▶ **Source extract**
* * * * * * * * *

Curative, United Memorial Medical Center, and multi-service center sites can provide approximately 27,000 daily tests according to a media release. People can visit or call 832-393-4220 to find nearby free health department-affiliated testing sites and schedules.

“With Omicron being much more contagious than previous strains and causing more breakthrough infections, testing is an important tool to slow the spread,” said Dr. David Persse, chief medical officer for the City of Houston. He further added that getting tested is a good idea if you recently participated in a gathering with people who do not live in your home as many did over the holiday season.

Children and COVID

A new factor in the fight against COVID is the number of children being diagnosed with the corona virus in light of omicron’s dominance. The American Academy of Pediatrics said a record number of new cases for children topped over 325,000 in one week. While the Centers for Disease Control and Prevention reports an average of close 700 children being hospitalized with COVID a day.

Good news for children is that now all those ages 12 and up can get the booster shot. Following the endorsement of the Advisory Committee on Immunization Practices, the CDC is now endorsing the booster shot for children who are 12-15 years old to be received 5 months after their initial Pfizer-BioNTech vaccination series. Only the Pfizer-BioNTech COVID-19 vaccine is recommended for adolescents aged 12-17.

“It is critical that we protect our children and teens from COVID-19 infection and the complications of severe disease. Today, I endorsed ACIP’s vote to expand eligibility and strengthen our recommendations for booster doses. We now recommend that all adolescents aged 12-17 years should receive a booster shot 5 months after their primary series. This booster dose will provide optimized protection against COVID-19 and the Omicron variant. I encourage all parents to keep their children up to date with CDC’s COVID-19 vaccine recommendations,” said CDC Director, Dr. Rochelle Walensky in a statement.

* * * * * * * * *

▶ **Material supplied**
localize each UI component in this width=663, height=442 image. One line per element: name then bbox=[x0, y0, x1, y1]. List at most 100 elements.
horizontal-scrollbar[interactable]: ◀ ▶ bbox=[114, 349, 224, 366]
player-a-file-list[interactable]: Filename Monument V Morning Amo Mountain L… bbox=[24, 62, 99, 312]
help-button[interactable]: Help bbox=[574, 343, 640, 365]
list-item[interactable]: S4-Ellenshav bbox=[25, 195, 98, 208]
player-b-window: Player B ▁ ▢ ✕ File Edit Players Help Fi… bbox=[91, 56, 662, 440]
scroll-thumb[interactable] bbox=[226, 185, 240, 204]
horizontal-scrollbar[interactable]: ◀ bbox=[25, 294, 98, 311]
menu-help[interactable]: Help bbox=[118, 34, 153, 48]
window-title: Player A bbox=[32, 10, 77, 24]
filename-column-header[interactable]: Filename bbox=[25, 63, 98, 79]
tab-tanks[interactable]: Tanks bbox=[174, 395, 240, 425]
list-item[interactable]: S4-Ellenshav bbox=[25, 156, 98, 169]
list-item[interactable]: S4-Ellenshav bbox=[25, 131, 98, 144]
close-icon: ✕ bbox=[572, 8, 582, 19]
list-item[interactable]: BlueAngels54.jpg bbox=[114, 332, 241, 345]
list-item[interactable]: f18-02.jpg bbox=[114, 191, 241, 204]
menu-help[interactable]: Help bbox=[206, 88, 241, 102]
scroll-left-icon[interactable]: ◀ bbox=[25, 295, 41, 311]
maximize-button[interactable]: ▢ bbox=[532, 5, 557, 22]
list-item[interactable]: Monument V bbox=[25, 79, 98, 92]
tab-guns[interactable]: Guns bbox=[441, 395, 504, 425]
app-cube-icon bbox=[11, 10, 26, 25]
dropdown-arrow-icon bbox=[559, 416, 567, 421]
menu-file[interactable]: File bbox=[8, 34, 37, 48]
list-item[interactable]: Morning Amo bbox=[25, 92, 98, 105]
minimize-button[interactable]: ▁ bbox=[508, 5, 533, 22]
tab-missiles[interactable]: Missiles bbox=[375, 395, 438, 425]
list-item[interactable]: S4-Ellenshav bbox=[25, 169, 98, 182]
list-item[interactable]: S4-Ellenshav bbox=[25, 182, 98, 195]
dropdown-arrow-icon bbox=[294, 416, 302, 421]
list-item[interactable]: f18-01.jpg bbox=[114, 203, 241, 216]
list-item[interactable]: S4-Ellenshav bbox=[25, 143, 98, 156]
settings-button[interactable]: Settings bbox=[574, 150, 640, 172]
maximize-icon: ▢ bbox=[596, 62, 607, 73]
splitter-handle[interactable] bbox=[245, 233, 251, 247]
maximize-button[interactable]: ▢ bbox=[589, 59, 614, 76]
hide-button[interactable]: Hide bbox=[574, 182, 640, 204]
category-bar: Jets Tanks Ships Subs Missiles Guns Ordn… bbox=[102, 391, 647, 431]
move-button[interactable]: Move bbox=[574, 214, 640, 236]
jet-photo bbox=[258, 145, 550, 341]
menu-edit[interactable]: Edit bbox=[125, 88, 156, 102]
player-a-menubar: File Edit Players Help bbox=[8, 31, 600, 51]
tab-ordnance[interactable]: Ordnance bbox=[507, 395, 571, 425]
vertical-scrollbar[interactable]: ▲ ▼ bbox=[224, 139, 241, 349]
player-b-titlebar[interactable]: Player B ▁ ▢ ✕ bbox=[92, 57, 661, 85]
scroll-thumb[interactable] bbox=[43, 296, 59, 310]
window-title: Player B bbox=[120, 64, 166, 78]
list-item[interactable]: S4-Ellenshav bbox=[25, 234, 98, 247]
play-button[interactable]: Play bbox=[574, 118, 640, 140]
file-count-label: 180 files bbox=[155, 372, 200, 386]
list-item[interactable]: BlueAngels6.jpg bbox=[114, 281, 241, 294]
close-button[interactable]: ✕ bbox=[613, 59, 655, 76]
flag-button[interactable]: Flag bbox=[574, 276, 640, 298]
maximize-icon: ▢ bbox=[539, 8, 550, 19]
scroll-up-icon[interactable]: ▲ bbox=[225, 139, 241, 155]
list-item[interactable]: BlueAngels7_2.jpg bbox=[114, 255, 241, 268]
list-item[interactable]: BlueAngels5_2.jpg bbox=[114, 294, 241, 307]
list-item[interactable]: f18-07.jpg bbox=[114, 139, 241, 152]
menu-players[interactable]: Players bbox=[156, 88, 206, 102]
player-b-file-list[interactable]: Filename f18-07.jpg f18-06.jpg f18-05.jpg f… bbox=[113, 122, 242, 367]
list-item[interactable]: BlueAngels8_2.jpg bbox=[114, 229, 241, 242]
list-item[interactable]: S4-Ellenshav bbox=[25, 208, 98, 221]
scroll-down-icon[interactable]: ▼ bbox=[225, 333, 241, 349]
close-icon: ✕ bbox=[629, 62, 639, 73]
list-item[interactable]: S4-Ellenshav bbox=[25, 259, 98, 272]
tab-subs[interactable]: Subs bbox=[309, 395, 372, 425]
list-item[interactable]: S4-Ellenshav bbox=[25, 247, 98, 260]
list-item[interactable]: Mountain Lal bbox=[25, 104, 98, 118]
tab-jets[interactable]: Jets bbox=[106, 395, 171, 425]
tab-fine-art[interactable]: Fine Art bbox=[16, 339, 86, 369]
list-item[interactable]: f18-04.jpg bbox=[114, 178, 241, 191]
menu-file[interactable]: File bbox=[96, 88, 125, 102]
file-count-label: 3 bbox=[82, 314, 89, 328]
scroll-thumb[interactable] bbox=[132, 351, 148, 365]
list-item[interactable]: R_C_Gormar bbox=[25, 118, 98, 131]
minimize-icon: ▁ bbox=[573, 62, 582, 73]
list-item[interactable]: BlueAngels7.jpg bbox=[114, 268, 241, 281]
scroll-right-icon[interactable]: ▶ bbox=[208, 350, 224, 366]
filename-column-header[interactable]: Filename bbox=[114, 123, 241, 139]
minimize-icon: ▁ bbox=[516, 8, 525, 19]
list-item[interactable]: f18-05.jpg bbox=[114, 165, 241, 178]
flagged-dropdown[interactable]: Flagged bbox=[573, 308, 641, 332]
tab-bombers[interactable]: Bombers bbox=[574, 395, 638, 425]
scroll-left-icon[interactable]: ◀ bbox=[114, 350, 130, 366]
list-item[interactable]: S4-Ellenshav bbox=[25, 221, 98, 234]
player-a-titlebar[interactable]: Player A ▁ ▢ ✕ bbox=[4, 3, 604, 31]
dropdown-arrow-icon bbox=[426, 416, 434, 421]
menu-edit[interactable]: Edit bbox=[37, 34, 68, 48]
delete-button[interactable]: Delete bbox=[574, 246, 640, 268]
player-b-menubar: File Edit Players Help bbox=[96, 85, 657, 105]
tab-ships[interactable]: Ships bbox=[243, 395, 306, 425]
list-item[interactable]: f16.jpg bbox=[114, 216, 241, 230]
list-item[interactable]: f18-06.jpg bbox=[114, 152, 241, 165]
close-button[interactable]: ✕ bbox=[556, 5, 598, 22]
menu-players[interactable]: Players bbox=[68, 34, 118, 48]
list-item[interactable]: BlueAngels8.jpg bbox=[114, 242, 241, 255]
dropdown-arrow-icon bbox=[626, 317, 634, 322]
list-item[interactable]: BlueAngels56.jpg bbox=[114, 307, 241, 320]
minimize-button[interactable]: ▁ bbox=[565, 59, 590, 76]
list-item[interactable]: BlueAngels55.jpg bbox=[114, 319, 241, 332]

* * * * * * * * *

For each statement, say yes or no to whether it agrees with the text on COVID testing and boosters, and quote the deciding words. 1. The testing sites can provide about 27,000 tests a day. 2. Children aged 12-15 are to get the booster shot 3 months after their initial Pfizer-BioNTech vaccination series. 3. Only the Pfizer-BioNTech COVID-19 vaccine is recommended for adolescents aged 12-17.

▶ **Response to this task**
1. Yes: "can provide approximately 27,000 daily tests"
2. No: "to be received 5 months after their initial Pfizer-BioNTech vaccination series"
3. Yes: "Only the Pfizer-BioNTech COVID-19 vaccine is recommended for adolescents aged 12-17."